***** Records to use

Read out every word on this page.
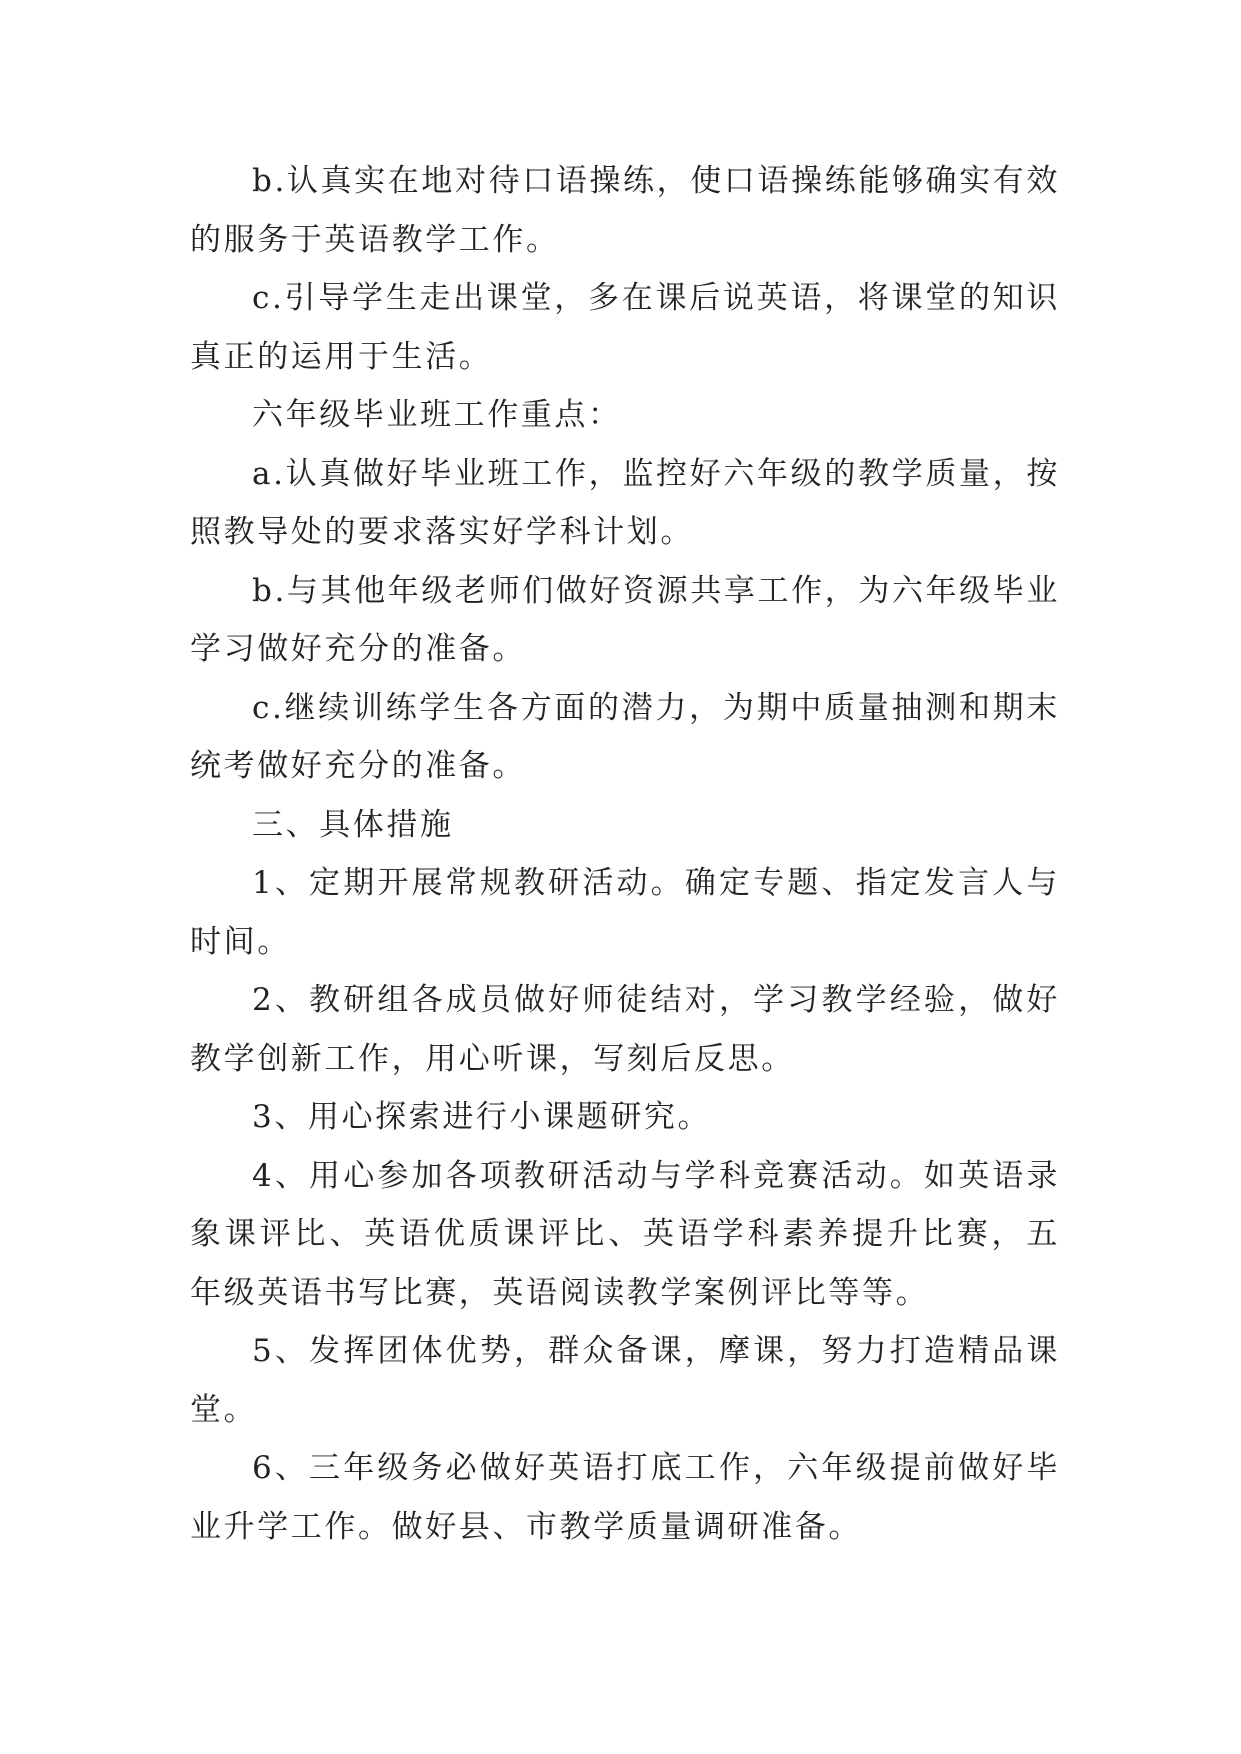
b.认真实在地对待口语操练，使口语操练能够确实有效的服务于英语教学工作。

c.引导学生走出课堂，多在课后说英语，将课堂的知识真正的运用于生活。

六年级毕业班工作重点：

a.认真做好毕业班工作，监控好六年级的教学质量，按照教导处的要求落实好学科计划。

b.与其他年级老师们做好资源共享工作，为六年级毕业学习做好充分的准备。

c.继续训练学生各方面的潜力，为期中质量抽测和期末统考做好充分的准备。

三、具体措施

1、定期开展常规教研活动。确定专题、指定发言人与时间。

2、教研组各成员做好师徒结对，学习教学经验，做好教学创新工作，用心听课，写刻后反思。

3、用心探索进行小课题研究。

4、用心参加各项教研活动与学科竞赛活动。如英语录象课评比、英语优质课评比、英语学科素养提升比赛，五年级英语书写比赛，英语阅读教学案例评比等等。

5、发挥团体优势，群众备课，摩课，努力打造精品课堂。

6、三年级务必做好英语打底工作，六年级提前做好毕业升学工作。做好县、市教学质量调研准备。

**********

> Exercise task:
Repeat the material exactly as it reads, without any of its pictures.

> Response to this task:
Read out every word on this page.
b.认真实在地对待口语操练，使口语操练能够确实有效的服务于英语教学工作。

c.引导学生走出课堂，多在课后说英语，将课堂的知识真正的运用于生活。

六年级毕业班工作重点：

a.认真做好毕业班工作，监控好六年级的教学质量，按照教导处的要求落实好学科计划。

b.与其他年级老师们做好资源共享工作，为六年级毕业学习做好充分的准备。

c.继续训练学生各方面的潜力，为期中质量抽测和期末统考做好充分的准备。

三、具体措施

1、定期开展常规教研活动。确定专题、指定发言人与时间。

2、教研组各成员做好师徒结对，学习教学经验，做好教学创新工作，用心听课，写刻后反思。

3、用心探索进行小课题研究。

4、用心参加各项教研活动与学科竞赛活动。如英语录象课评比、英语优质课评比、英语学科素养提升比赛，五年级英语书写比赛，英语阅读教学案例评比等等。

5、发挥团体优势，群众备课，摩课，努力打造精品课堂。

6、三年级务必做好英语打底工作，六年级提前做好毕业升学工作。做好县、市教学质量调研准备。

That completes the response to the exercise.